Search the material for the string "color" and copy each line where it occurs.

__Items from a data source__
— Start —
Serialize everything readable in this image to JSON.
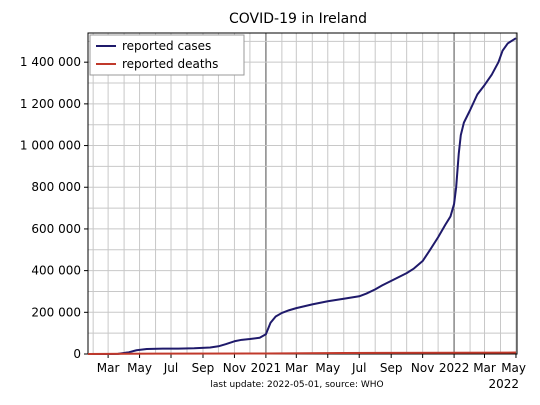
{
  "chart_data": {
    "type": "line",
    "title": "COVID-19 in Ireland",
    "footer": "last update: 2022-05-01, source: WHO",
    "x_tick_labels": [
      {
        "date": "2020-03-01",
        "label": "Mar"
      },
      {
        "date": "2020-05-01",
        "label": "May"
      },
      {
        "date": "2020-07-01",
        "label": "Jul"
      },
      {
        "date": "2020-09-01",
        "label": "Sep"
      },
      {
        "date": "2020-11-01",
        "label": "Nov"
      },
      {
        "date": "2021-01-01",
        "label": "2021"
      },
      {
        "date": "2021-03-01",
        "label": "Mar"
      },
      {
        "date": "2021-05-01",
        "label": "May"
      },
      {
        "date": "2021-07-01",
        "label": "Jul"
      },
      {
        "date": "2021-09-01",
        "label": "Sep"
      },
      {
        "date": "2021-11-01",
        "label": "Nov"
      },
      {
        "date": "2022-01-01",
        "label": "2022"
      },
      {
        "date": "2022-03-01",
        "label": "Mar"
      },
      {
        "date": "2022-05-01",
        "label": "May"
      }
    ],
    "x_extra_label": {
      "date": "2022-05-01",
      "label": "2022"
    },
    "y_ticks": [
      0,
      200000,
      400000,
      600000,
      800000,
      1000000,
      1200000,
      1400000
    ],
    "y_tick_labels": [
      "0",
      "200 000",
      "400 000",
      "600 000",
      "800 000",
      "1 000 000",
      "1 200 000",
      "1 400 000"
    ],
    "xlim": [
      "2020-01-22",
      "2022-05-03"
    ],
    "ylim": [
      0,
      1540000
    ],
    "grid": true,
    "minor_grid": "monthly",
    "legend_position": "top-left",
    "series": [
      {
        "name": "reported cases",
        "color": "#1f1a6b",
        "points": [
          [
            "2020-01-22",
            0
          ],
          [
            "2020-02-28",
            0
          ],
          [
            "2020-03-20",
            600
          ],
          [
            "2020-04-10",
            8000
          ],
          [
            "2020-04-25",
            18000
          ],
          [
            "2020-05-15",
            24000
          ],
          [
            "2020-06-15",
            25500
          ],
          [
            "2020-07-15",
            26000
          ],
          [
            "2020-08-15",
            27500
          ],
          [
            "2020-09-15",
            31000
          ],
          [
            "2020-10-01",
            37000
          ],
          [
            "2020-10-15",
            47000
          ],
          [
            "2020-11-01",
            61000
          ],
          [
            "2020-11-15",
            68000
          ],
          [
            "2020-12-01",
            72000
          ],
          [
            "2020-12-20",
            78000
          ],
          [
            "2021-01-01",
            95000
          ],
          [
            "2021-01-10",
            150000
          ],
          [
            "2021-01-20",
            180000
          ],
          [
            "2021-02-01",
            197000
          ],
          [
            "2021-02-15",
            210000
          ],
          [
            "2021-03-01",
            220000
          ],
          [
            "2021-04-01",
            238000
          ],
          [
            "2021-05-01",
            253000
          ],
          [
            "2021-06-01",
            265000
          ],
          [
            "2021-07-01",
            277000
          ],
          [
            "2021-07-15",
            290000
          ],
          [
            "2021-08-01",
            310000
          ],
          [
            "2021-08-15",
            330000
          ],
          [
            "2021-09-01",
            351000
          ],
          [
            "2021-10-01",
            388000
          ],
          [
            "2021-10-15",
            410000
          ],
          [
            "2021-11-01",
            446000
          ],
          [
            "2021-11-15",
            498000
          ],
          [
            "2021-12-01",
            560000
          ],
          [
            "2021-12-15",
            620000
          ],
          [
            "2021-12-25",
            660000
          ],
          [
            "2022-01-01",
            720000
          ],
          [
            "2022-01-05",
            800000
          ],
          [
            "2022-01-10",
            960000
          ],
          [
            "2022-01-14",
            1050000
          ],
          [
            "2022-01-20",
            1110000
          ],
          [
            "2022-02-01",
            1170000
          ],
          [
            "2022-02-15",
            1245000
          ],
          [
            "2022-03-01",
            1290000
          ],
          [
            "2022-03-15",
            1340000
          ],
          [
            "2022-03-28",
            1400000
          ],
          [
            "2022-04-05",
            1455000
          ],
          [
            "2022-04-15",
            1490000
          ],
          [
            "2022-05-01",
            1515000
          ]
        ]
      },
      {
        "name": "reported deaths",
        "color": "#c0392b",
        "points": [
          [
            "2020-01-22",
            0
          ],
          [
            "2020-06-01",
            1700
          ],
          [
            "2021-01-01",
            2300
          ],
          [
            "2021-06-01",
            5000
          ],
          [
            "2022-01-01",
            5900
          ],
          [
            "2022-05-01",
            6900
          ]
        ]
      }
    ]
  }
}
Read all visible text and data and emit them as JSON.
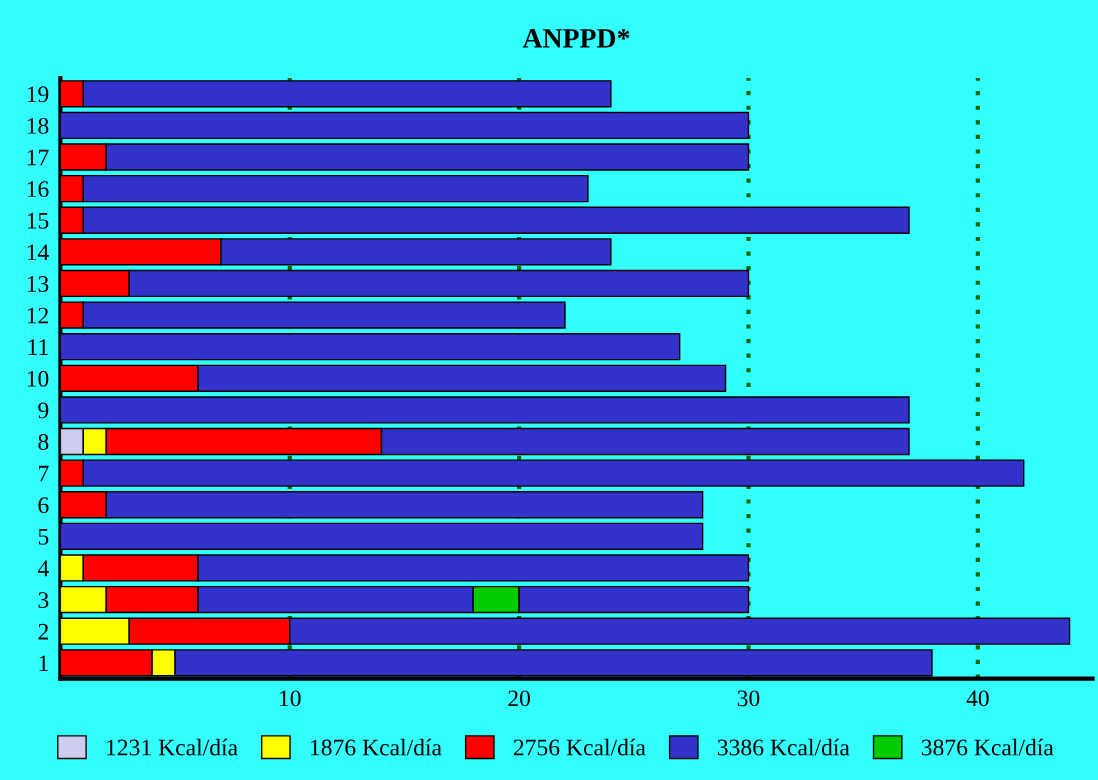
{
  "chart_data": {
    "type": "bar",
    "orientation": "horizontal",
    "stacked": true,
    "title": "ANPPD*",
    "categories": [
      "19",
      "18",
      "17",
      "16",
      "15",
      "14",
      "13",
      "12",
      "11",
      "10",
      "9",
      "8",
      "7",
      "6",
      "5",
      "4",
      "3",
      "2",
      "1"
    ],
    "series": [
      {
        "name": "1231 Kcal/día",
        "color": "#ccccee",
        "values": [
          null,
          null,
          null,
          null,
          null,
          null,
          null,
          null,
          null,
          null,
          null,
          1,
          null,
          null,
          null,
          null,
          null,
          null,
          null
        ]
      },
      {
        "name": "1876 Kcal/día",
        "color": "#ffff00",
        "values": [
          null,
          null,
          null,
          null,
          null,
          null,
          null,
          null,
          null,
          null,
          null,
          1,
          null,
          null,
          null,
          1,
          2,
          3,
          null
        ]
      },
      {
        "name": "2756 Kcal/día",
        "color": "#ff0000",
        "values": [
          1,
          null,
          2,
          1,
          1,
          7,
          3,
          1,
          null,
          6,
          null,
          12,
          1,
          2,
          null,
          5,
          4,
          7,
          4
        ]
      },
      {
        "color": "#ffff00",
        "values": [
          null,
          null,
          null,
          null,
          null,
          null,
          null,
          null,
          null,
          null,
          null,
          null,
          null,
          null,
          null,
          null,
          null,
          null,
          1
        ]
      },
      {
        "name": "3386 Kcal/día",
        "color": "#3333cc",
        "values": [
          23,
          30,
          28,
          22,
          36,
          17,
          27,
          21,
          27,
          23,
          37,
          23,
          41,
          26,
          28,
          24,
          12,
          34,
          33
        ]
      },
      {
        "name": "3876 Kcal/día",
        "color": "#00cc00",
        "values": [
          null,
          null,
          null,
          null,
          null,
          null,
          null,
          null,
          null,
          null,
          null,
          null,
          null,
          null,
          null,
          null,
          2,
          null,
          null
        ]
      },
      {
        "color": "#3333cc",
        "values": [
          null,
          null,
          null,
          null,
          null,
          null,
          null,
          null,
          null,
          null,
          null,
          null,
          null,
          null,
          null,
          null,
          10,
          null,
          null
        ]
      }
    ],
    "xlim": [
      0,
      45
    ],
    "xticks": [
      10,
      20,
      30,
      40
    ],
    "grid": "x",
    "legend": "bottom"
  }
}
— End —
__TASK RESPONSE__
        "color": "#1f1a6b",
        "color": "#c0392b",
        "color": "#ccccee",
        "color": "#ffff00",
        "color": "#ff0000",
        "color": "#ffff00",
        "color": "#3333cc",
        "color": "#00cc00",
        "color": "#3333cc",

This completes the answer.